What the exercise asks:
Render every line of the records below as a JSON list of strings, with one string per line and any blank lines omitted.

(Region and label listings)
= = = = = = =
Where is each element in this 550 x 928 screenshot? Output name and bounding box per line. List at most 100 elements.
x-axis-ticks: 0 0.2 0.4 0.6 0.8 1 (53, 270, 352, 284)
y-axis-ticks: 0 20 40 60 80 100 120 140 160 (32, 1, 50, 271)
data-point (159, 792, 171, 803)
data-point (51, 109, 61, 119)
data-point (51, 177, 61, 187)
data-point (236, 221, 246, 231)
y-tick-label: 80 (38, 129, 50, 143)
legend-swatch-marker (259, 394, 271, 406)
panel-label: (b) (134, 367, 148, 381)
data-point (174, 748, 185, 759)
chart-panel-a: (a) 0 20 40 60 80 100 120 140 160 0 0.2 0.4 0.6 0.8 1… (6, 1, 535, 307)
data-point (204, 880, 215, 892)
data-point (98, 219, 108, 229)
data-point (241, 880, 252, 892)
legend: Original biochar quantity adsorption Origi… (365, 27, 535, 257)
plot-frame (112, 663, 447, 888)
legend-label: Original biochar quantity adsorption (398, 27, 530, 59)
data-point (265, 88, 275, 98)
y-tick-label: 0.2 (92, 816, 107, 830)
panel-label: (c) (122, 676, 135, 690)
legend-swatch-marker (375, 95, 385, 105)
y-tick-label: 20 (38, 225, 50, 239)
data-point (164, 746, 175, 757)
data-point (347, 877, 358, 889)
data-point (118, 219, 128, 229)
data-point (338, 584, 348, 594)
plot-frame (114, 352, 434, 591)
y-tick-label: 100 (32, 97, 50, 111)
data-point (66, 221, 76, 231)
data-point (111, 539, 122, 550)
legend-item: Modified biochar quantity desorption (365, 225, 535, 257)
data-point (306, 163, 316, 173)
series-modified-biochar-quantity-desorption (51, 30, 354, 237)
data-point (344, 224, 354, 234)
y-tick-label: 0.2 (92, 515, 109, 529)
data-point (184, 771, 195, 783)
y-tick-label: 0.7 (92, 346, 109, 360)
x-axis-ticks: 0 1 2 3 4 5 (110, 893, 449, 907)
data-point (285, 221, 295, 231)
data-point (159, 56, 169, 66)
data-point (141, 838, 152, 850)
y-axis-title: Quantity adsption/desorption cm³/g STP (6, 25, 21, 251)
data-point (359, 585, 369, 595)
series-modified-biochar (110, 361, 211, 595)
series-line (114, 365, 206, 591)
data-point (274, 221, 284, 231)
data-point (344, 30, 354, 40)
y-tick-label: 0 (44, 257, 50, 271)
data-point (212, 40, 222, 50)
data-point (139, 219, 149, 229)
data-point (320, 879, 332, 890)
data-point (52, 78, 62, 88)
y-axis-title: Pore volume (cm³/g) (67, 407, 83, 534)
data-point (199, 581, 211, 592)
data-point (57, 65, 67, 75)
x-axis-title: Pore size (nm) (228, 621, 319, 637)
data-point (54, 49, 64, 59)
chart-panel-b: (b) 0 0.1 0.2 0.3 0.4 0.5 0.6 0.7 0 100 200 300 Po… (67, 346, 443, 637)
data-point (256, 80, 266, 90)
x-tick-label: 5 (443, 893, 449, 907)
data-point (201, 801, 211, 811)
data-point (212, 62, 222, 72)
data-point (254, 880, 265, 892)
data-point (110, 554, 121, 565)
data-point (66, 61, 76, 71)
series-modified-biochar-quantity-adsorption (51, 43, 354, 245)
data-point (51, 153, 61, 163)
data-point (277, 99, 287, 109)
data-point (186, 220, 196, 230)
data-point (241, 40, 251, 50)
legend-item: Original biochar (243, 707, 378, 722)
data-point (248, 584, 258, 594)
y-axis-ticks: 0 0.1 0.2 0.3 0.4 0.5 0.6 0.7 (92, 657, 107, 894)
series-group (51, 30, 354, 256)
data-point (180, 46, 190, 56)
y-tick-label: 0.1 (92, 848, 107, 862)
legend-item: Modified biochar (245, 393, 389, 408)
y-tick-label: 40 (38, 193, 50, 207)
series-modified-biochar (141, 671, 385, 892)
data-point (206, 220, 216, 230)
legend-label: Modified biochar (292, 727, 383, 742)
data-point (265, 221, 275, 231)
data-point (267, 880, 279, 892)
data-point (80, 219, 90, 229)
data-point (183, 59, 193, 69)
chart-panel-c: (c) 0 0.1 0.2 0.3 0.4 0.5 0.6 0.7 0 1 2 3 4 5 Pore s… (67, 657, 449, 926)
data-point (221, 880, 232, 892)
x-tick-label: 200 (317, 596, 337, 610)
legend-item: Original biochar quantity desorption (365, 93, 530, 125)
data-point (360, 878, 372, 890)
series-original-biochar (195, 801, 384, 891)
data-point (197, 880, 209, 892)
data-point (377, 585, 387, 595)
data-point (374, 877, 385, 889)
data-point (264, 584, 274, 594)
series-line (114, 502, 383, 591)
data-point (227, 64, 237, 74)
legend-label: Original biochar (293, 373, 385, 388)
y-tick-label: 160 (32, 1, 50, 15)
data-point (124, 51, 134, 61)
= = = = = = =
Problem solution:
[
  "Where is each element in this 550 x 928 screenshot? Output name and bounding box per line. List at most 100 elements.",
  "x-axis-ticks: 0 0.2 0.4 0.6 0.8 1 (53, 270, 352, 284)",
  "y-axis-ticks: 0 20 40 60 80 100 120 140 160 (32, 1, 50, 271)",
  "data-point (159, 792, 171, 803)",
  "data-point (51, 109, 61, 119)",
  "data-point (51, 177, 61, 187)",
  "data-point (236, 221, 246, 231)",
  "y-tick-label: 80 (38, 129, 50, 143)",
  "legend-swatch-marker (259, 394, 271, 406)",
  "panel-label: (b) (134, 367, 148, 381)",
  "data-point (174, 748, 185, 759)",
  "chart-panel-a: (a) 0 20 40 60 80 100 120 140 160 0 0.2 0.4 0.6 0.8 1… (6, 1, 535, 307)",
  "data-point (204, 880, 215, 892)",
  "data-point (98, 219, 108, 229)",
  "data-point (241, 880, 252, 892)",
  "legend: Original biochar quantity adsorption Origi… (365, 27, 535, 257)",
  "plot-frame (112, 663, 447, 888)",
  "legend-label: Original biochar quantity adsorption (398, 27, 530, 59)",
  "data-point (265, 88, 275, 98)",
  "y-tick-label: 0.2 (92, 816, 107, 830)",
  "panel-label: (c) (122, 676, 135, 690)",
  "legend-swatch-marker (375, 95, 385, 105)",
  "y-tick-label: 20 (38, 225, 50, 239)",
  "data-point (164, 746, 175, 757)",
  "data-point (347, 877, 358, 889)",
  "data-point (118, 219, 128, 229)",
  "data-point (338, 584, 348, 594)",
  "plot-frame (114, 352, 434, 591)",
  "y-tick-label: 100 (32, 97, 50, 111)",
  "data-point (66, 221, 76, 231)",
  "data-point (111, 539, 122, 550)",
  "legend-item: Modified biochar quantity desorption (365, 225, 535, 257)",
  "data-point (306, 163, 316, 173)",
  "series-modified-biochar-quantity-desorption (51, 30, 354, 237)",
  "data-point (344, 224, 354, 234)",
  "y-tick-label: 0.2 (92, 515, 109, 529)",
  "data-point (184, 771, 195, 783)",
  "y-tick-label: 0.7 (92, 346, 109, 360)",
  "x-axis-ticks: 0 1 2 3 4 5 (110, 893, 449, 907)",
  "data-point (285, 221, 295, 231)",
  "data-point (159, 56, 169, 66)",
  "data-point (141, 838, 152, 850)",
  "y-axis-title: Quantity adsption/desorption cm³/g STP (6, 25, 21, 251)",
  "data-point (359, 585, 369, 595)",
  "series-modified-biochar (110, 361, 211, 595)",
  "series-line (114, 365, 206, 591)",
  "data-point (274, 221, 284, 231)",
  "data-point (344, 30, 354, 40)",
  "y-tick-label: 0 (44, 257, 50, 271)",
  "data-point (212, 40, 222, 50)",
  "data-point (139, 219, 149, 229)",
  "data-point (320, 879, 332, 890)",
  "data-point (52, 78, 62, 88)",
  "y-axis-title: Pore volume (cm³/g) (67, 407, 83, 534)",
  "data-point (199, 581, 211, 592)",
  "data-point (57, 65, 67, 75)",
  "x-axis-title: Pore size (nm) (228, 621, 319, 637)",
  "data-point (54, 49, 64, 59)",
  "chart-panel-b: (b) 0 0.1 0.2 0.3 0.4 0.5 0.6 0.7 0 100 200 300 Po… (67, 346, 443, 637)",
  "data-point (256, 80, 266, 90)",
  "x-tick-label: 5 (443, 893, 449, 907)",
  "data-point (201, 801, 211, 811)",
  "data-point (212, 62, 222, 72)",
  "data-point (254, 880, 265, 892)",
  "data-point (110, 554, 121, 565)",
  "data-point (66, 61, 76, 71)",
  "series-modified-biochar-quantity-adsorption (51, 43, 354, 245)",
  "data-point (51, 153, 61, 163)",
  "data-point (277, 99, 287, 109)",
  "data-point (186, 220, 196, 230)",
  "data-point (241, 40, 251, 50)",
  "legend-item: Original biochar (243, 707, 378, 722)",
  "data-point (248, 584, 258, 594)",
  "y-axis-ticks: 0 0.1 0.2 0.3 0.4 0.5 0.6 0.7 (92, 657, 107, 894)",
  "series-group (51, 30, 354, 256)",
  "data-point (180, 46, 190, 56)",
  "y-tick-label: 0.1 (92, 848, 107, 862)",
  "legend-item: Modified biochar (245, 393, 389, 408)",
  "y-tick-label: 40 (38, 193, 50, 207)",
  "series-modified-biochar (141, 671, 385, 892)",
  "data-point (206, 220, 216, 230)",
  "legend-label: Modified biochar (292, 727, 383, 742)",
  "data-point (265, 221, 275, 231)",
  "data-point (267, 880, 279, 892)",
  "data-point (80, 219, 90, 229)",
  "data-point (183, 59, 193, 69)",
  "chart-panel-c: (c) 0 0.1 0.2 0.3 0.4 0.5 0.6 0.7 0 1 2 3 4 5 Pore s… (67, 657, 449, 926)",
  "data-point (221, 880, 232, 892)",
  "x-tick-label: 200 (317, 596, 337, 610)",
  "legend-item: Original biochar quantity desorption (365, 93, 530, 125)",
  "data-point (360, 878, 372, 890)",
  "series-original-biochar (195, 801, 384, 891)",
  "data-point (197, 880, 209, 892)",
  "data-point (377, 585, 387, 595)",
  "data-point (374, 877, 385, 889)",
  "data-point (264, 584, 274, 594)",
  "series-line (114, 502, 383, 591)",
  "data-point (227, 64, 237, 74)",
  "legend-label: Original biochar (293, 373, 385, 388)",
  "y-tick-label: 160 (32, 1, 50, 15)",
  "data-point (124, 51, 134, 61)"
]